▶ Aim: Identify each line below containing the string "Azərbaycan" and copy it.

·····

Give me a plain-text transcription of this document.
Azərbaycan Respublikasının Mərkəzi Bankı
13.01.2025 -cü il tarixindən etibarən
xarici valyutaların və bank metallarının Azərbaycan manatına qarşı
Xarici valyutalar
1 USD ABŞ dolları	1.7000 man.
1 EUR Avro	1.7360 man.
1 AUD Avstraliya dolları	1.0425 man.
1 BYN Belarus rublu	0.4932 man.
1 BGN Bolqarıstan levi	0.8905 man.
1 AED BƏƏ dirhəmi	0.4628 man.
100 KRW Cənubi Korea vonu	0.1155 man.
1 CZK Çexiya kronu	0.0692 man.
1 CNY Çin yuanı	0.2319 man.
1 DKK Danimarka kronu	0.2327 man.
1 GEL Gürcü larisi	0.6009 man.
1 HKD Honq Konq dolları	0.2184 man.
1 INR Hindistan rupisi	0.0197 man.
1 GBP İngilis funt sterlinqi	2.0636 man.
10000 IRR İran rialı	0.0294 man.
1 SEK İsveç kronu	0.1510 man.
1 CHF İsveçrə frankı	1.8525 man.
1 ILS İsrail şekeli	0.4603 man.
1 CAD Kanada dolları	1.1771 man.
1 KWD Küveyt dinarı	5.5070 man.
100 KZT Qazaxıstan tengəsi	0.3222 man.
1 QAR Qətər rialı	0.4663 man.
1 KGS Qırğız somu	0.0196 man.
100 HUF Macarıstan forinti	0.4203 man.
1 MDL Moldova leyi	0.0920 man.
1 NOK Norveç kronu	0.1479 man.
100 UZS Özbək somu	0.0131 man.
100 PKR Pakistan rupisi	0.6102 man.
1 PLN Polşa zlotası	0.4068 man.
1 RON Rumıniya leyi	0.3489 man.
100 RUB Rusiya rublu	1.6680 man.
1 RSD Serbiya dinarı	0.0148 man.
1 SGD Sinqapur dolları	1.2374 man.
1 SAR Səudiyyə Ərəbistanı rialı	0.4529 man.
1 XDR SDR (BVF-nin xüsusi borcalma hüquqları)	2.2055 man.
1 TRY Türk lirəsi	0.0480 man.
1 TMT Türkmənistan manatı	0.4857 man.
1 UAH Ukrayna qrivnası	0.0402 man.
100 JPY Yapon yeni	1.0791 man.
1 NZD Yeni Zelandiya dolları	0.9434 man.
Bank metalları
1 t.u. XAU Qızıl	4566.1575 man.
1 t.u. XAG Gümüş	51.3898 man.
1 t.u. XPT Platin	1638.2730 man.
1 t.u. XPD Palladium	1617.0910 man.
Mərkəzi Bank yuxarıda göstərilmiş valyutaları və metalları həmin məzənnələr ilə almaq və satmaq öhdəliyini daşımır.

·····

▶ Finished answer:
Azərbaycan Respublikasının Mərkəzi Bankı
xarici valyutaların və bank metallarının Azərbaycan manatına qarşı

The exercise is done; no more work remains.